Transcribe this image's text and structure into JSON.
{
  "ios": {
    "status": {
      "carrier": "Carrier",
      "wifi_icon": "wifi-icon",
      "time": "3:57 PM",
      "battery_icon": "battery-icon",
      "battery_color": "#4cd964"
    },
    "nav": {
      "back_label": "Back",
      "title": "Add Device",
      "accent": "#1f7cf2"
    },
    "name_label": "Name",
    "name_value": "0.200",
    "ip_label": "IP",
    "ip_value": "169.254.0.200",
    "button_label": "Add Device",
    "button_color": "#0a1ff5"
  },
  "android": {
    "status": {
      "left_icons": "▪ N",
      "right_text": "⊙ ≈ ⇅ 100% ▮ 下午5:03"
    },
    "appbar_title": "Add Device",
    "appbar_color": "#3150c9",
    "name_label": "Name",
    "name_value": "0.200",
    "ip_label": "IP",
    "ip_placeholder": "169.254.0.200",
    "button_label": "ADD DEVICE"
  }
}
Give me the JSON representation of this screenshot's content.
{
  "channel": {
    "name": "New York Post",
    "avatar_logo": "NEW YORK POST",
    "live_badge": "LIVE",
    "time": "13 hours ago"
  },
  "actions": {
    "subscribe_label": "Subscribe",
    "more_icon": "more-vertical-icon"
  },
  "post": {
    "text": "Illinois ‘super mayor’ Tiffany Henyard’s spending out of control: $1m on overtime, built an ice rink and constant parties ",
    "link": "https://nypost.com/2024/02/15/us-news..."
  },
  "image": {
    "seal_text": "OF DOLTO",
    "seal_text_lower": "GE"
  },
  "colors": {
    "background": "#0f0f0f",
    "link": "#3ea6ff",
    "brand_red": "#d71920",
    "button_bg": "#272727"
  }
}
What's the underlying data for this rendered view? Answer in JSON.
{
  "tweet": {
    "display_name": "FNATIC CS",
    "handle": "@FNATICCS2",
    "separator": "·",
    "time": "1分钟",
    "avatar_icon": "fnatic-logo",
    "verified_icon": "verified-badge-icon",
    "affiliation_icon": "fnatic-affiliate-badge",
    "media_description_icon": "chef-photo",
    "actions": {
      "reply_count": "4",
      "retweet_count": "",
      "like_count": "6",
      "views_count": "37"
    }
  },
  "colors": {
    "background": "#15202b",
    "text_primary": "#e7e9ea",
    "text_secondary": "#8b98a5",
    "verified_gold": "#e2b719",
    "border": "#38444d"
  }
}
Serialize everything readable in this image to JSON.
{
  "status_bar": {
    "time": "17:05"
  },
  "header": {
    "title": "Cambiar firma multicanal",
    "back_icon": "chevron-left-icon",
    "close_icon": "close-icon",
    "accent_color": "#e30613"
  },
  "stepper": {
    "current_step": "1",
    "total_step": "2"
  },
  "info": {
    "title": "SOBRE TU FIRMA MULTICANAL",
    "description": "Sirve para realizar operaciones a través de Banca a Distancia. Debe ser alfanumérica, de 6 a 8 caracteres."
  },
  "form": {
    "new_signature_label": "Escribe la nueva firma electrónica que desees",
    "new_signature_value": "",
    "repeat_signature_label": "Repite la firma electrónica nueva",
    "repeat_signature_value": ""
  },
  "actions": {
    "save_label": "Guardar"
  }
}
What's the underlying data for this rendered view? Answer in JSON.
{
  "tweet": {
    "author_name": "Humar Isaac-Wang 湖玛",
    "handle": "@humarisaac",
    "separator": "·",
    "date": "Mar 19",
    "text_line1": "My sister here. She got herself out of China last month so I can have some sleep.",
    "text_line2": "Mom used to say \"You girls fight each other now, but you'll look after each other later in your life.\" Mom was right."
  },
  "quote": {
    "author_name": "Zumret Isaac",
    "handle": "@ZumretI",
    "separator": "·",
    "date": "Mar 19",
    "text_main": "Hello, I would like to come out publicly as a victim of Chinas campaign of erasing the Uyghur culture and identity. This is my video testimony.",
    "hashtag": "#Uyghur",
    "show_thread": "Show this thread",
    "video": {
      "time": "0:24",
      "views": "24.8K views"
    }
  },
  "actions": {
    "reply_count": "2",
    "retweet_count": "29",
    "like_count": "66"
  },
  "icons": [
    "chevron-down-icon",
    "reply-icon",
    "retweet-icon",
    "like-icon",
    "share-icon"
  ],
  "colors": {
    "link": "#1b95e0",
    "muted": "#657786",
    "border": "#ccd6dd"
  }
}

********************

Instruction —
Using the records above, copy every line that has the word "video" in it.

Response below —
    "text_main": "Hello, I would like to come out publicly as a victim of Chinas campaign of erasing the Uyghur culture and identity. This is my video testimony.",
    "video": {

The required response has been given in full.